**WRITTEN TASK:**
Output the records exactly as they appear, with no pictures included.
— Begin RECORDS FOR THIS EXERCISE —
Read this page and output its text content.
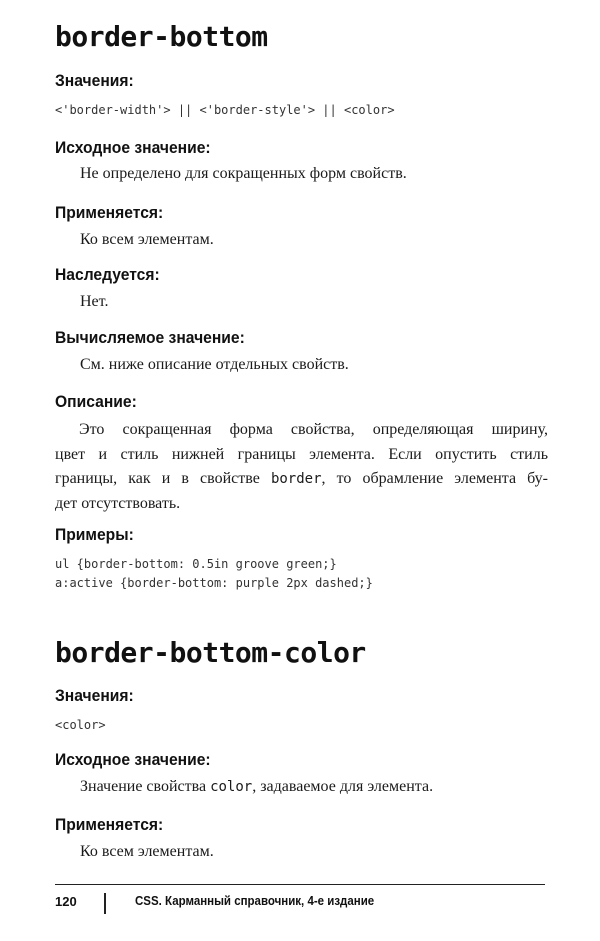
border-bottom
Значения:
<'border-width'> || <'border-style'> || <color>
Исходное значение:
Не определено для сокращенных форм свойств.
Применяется:
Ко всем элементам.
Наследуется:
Нет.
Вычисляемое значение:
См. ниже описание отдельных свойств.
Описание:
Это сокращенная форма свойства, определяющая ширину,
цвет и стиль нижней границы элемента. Если опустить стиль
границы, как и в свойстве border, то обрамление элемента бу-
дет отсутствовать.
Примеры:
ul {border-bottom: 0.5in groove green;}
a:active {border-bottom: purple 2px dashed;}
border-bottom-color
Значения:
<color>
Исходное значение:
Значение свойства color, задаваемое для элемента.
Применяется:
Ко всем элементам.
120	CSS. Карманный справочник, 4-е издание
— End RECORDS FOR THIS EXERCISE —
**FINAL ANSWER:**
Read this page and output its text content.
border-bottom
Значения:
<'border-width'> || <'border-style'> || <color>
Исходное значение:
Не определено для сокращенных форм свойств.
Применяется:
Ко всем элементам.
Наследуется:
Нет.
Вычисляемое значение:
См. ниже описание отдельных свойств.
Описание:
Это сокращенная форма свойства, определяющая ширину,
цвет и стиль нижней границы элемента. Если опустить стиль
границы, как и в свойстве border, то обрамление элемента бу-
дет отсутствовать.
Примеры:
ul {border-bottom: 0.5in groove green;}
a:active {border-bottom: purple 2px dashed;}
border-bottom-color
Значения:
<color>
Исходное значение:
Значение свойства color, задаваемое для элемента.
Применяется:
Ко всем элементам.
120	CSS. Карманный справочник, 4-е издание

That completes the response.